**TASK REQUIREMENTS**: Type the data below again exactly. Omit all pictures.

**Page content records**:
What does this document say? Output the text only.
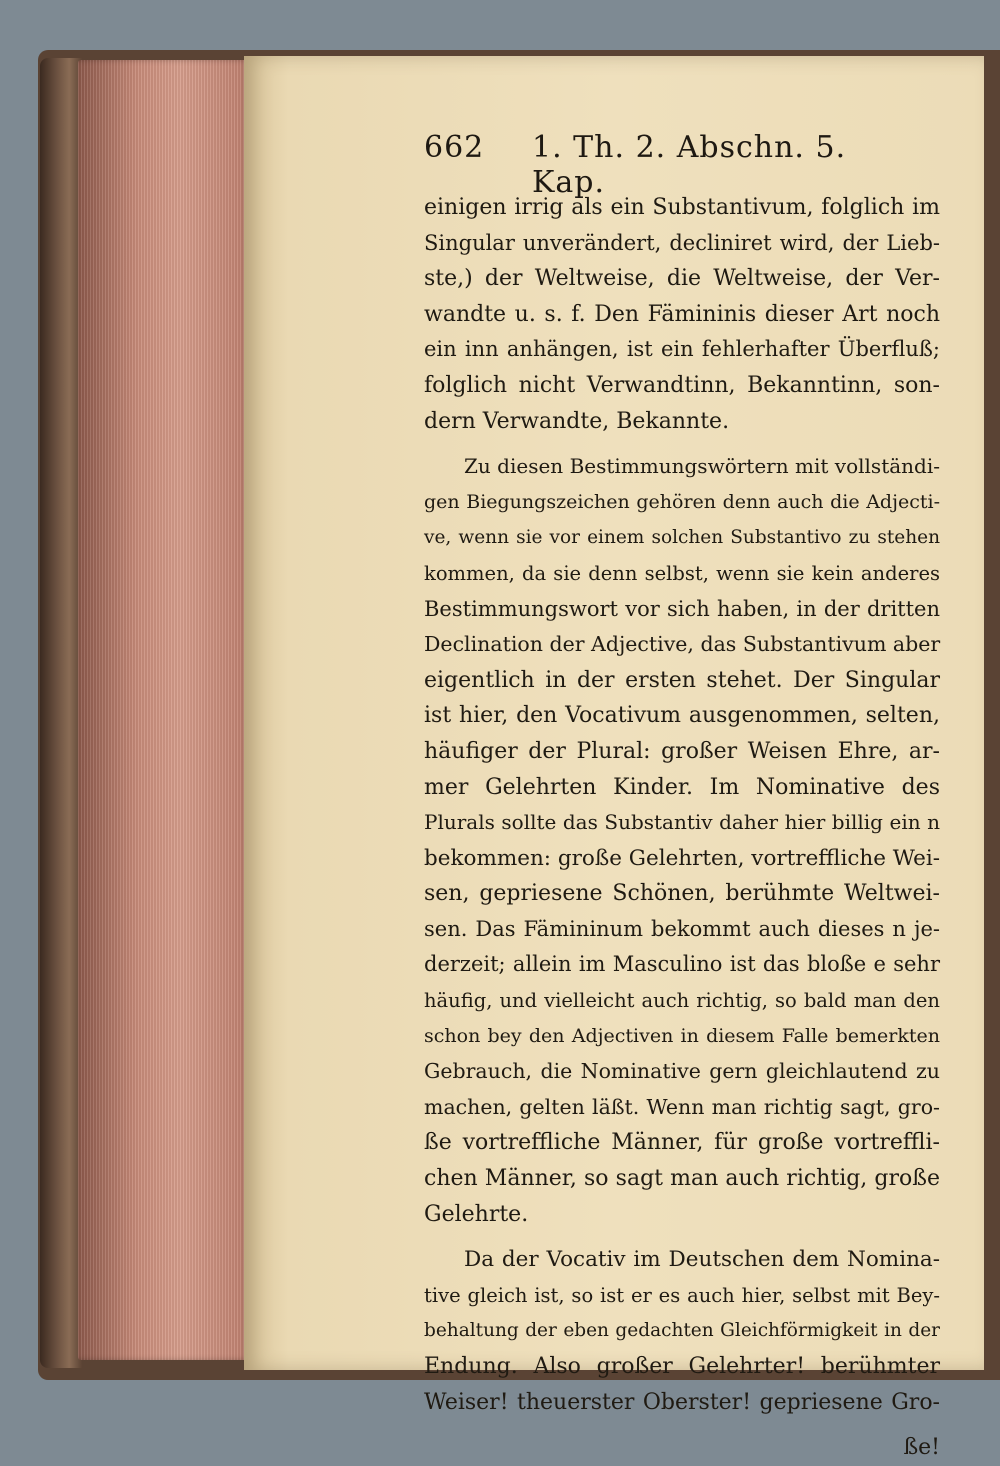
662 1. Th. 2. Abschn. 5. Kap.
einigen irrig als ein Substantivum, folglich im
Singular unverändert, decliniret wird, der Lieb-
ste,) der Weltweise, die Weltweise, der Ver-
wandte u. s. f. Den Fämininis dieser Art noch
ein inn anhängen, ist ein fehlerhafter Überfluß;
folglich nicht Verwandtinn, Bekanntinn, son-
dern Verwandte, Bekannte.
Zu diesen Bestimmungswörtern mit vollständi-
gen Biegungszeichen gehören denn auch die Adjecti-
ve, wenn sie vor einem solchen Substantivo zu stehen
kommen, da sie denn selbst, wenn sie kein anderes
Bestimmungswort vor sich haben, in der dritten
Declination der Adjective, das Substantivum aber
eigentlich in der ersten stehet. Der Singular
ist hier, den Vocativum ausgenommen, selten,
häufiger der Plural: großer Weisen Ehre, ar-
mer Gelehrten Kinder. Im Nominative des
Plurals sollte das Substantiv daher hier billig ein n
bekommen: große Gelehrten, vortreffliche Wei-
sen, gepriesene Schönen, berühmte Weltwei-
sen. Das Fämininum bekommt auch dieses n je-
derzeit; allein im Masculino ist das bloße e sehr
häufig, und vielleicht auch richtig, so bald man den
schon bey den Adjectiven in diesem Falle bemerkten
Gebrauch, die Nominative gern gleichlautend zu
machen, gelten läßt. Wenn man richtig sagt, gro-
ße vortreffliche Männer, für große vortreffli-
chen Männer, so sagt man auch richtig, große
Gelehrte.
Da der Vocativ im Deutschen dem Nomina-
tive gleich ist, so ist er es auch hier, selbst mit Bey-
behaltung der eben gedachten Gleichförmigkeit in der
Endung. Also großer Gelehrter! berühmter
Weiser! theuerster Oberster! gepriesene Gro-
ße!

**SOLUTION**:
What does this document say? Output the text only.
662 1. Th. 2. Abschn. 5. Kap.
einigen irrig als ein Substantivum, folglich im
Singular unverändert, decliniret wird, der Lieb-
ste,) der Weltweise, die Weltweise, der Ver-
wandte u. s. f. Den Fämininis dieser Art noch
ein inn anhängen, ist ein fehlerhafter Überfluß;
folglich nicht Verwandtinn, Bekanntinn, son-
dern Verwandte, Bekannte.
Zu diesen Bestimmungswörtern mit vollständi-
gen Biegungszeichen gehören denn auch die Adjecti-
ve, wenn sie vor einem solchen Substantivo zu stehen
kommen, da sie denn selbst, wenn sie kein anderes
Bestimmungswort vor sich haben, in der dritten
Declination der Adjective, das Substantivum aber
eigentlich in der ersten stehet. Der Singular
ist hier, den Vocativum ausgenommen, selten,
häufiger der Plural: großer Weisen Ehre, ar-
mer Gelehrten Kinder. Im Nominative des
Plurals sollte das Substantiv daher hier billig ein n
bekommen: große Gelehrten, vortreffliche Wei-
sen, gepriesene Schönen, berühmte Weltwei-
sen. Das Fämininum bekommt auch dieses n je-
derzeit; allein im Masculino ist das bloße e sehr
häufig, und vielleicht auch richtig, so bald man den
schon bey den Adjectiven in diesem Falle bemerkten
Gebrauch, die Nominative gern gleichlautend zu
machen, gelten läßt. Wenn man richtig sagt, gro-
ße vortreffliche Männer, für große vortreffli-
chen Männer, so sagt man auch richtig, große
Gelehrte.
Da der Vocativ im Deutschen dem Nomina-
tive gleich ist, so ist er es auch hier, selbst mit Bey-
behaltung der eben gedachten Gleichförmigkeit in der
Endung. Also großer Gelehrter! berühmter
Weiser! theuerster Oberster! gepriesene Gro-
ße!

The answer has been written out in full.